- WHAT YOU SHOULD DO:
Pull out every line below containing the word "Backup".
[start]
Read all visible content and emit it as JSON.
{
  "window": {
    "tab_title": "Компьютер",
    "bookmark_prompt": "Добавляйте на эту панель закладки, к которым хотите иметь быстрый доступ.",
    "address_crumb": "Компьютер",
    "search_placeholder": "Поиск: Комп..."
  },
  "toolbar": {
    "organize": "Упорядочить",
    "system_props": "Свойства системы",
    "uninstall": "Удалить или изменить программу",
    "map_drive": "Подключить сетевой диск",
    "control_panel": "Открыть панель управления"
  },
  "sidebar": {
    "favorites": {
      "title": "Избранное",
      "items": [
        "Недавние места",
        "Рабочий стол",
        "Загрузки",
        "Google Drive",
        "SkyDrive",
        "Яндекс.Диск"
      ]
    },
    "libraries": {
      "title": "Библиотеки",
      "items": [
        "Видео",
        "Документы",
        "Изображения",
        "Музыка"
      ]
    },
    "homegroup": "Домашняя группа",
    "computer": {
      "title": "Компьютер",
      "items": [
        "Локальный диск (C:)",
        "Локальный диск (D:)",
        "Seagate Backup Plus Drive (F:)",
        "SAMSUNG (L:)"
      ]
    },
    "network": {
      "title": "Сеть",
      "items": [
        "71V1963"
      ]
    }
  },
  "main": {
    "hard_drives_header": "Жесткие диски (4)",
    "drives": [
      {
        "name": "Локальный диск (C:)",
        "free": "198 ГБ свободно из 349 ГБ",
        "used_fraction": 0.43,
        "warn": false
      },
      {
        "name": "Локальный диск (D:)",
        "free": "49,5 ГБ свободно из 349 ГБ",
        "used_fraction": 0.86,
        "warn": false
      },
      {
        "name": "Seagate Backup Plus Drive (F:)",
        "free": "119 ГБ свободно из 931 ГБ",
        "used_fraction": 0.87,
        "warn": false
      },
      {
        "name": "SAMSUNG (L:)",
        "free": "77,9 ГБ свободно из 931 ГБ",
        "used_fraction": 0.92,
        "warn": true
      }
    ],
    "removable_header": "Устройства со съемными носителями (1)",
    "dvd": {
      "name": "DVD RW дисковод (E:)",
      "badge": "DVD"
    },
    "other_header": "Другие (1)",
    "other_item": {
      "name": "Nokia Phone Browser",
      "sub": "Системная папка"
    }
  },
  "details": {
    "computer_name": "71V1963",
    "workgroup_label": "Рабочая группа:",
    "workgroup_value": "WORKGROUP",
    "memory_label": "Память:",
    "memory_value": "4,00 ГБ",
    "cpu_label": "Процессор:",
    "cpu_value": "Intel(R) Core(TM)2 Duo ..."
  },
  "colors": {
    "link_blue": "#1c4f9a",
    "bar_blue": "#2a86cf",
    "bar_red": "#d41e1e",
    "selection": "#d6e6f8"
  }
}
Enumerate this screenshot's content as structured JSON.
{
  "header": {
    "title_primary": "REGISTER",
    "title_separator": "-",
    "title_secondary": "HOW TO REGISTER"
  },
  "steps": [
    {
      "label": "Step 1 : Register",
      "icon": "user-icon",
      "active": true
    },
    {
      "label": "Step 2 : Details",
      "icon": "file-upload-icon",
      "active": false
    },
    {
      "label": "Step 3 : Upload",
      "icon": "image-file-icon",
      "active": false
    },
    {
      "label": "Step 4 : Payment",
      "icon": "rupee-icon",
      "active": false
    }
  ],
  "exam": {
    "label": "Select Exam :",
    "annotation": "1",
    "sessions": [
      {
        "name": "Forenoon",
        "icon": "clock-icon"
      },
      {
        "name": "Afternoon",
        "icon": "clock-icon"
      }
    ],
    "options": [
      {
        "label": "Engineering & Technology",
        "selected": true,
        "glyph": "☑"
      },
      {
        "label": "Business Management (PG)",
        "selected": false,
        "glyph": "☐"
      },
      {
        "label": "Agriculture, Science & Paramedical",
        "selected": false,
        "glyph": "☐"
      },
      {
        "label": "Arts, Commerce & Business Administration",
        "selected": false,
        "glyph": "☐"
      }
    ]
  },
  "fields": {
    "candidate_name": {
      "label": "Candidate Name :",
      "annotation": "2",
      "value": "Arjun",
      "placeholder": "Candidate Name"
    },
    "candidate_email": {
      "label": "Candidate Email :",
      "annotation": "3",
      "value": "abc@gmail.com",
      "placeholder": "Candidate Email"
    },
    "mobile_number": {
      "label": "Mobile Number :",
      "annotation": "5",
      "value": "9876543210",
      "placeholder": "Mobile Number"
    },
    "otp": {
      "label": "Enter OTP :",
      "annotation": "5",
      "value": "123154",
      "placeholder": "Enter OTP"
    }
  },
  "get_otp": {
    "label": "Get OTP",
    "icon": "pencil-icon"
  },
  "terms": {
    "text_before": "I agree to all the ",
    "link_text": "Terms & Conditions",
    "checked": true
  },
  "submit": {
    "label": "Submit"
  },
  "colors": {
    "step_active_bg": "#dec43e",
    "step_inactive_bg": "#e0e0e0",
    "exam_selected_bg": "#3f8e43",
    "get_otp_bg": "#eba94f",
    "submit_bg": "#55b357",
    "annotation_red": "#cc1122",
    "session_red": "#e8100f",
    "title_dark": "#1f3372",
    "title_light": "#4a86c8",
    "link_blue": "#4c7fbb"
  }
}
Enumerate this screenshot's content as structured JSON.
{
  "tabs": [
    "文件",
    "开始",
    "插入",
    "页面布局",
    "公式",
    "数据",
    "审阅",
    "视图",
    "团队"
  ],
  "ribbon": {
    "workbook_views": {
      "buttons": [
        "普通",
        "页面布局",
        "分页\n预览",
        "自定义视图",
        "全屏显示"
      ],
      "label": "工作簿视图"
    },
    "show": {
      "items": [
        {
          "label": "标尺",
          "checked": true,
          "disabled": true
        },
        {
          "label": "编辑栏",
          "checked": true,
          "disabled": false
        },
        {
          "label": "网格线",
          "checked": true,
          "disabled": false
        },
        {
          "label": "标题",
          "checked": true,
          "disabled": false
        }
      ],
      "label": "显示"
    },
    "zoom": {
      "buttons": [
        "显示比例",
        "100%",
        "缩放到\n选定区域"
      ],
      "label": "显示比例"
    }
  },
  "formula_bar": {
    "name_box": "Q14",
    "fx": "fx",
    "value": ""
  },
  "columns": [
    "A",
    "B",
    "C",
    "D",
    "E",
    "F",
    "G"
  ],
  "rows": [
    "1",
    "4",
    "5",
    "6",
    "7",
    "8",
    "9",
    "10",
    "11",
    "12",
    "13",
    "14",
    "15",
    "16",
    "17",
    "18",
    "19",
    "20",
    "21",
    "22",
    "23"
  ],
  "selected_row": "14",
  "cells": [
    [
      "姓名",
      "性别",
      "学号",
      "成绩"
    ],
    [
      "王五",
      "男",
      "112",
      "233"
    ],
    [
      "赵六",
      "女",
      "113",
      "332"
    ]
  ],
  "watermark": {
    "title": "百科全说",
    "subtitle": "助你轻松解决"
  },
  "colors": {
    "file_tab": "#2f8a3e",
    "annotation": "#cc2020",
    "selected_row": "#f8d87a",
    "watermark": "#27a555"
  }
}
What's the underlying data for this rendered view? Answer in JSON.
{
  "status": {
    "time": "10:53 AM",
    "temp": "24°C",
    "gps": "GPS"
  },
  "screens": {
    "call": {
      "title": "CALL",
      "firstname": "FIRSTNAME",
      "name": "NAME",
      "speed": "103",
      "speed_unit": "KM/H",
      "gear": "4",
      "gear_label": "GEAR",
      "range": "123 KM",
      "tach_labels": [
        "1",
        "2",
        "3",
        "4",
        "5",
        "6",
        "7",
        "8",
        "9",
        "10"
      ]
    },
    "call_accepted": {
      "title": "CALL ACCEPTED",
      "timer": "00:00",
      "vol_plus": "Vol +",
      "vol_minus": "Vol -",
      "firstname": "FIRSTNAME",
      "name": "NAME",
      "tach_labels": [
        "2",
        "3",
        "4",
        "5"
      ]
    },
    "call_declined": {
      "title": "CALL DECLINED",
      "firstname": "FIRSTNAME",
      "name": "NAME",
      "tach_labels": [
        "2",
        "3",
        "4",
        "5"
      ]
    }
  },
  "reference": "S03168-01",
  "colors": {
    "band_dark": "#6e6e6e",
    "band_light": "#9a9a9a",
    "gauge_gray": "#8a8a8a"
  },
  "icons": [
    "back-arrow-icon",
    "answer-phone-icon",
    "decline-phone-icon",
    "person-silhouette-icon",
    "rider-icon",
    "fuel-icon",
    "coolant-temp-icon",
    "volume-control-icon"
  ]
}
[end]
- RESPONSE TO THIS TASK:
        "Seagate Backup Plus Drive (F:)",
        "name": "Seagate Backup Plus Drive (F:)",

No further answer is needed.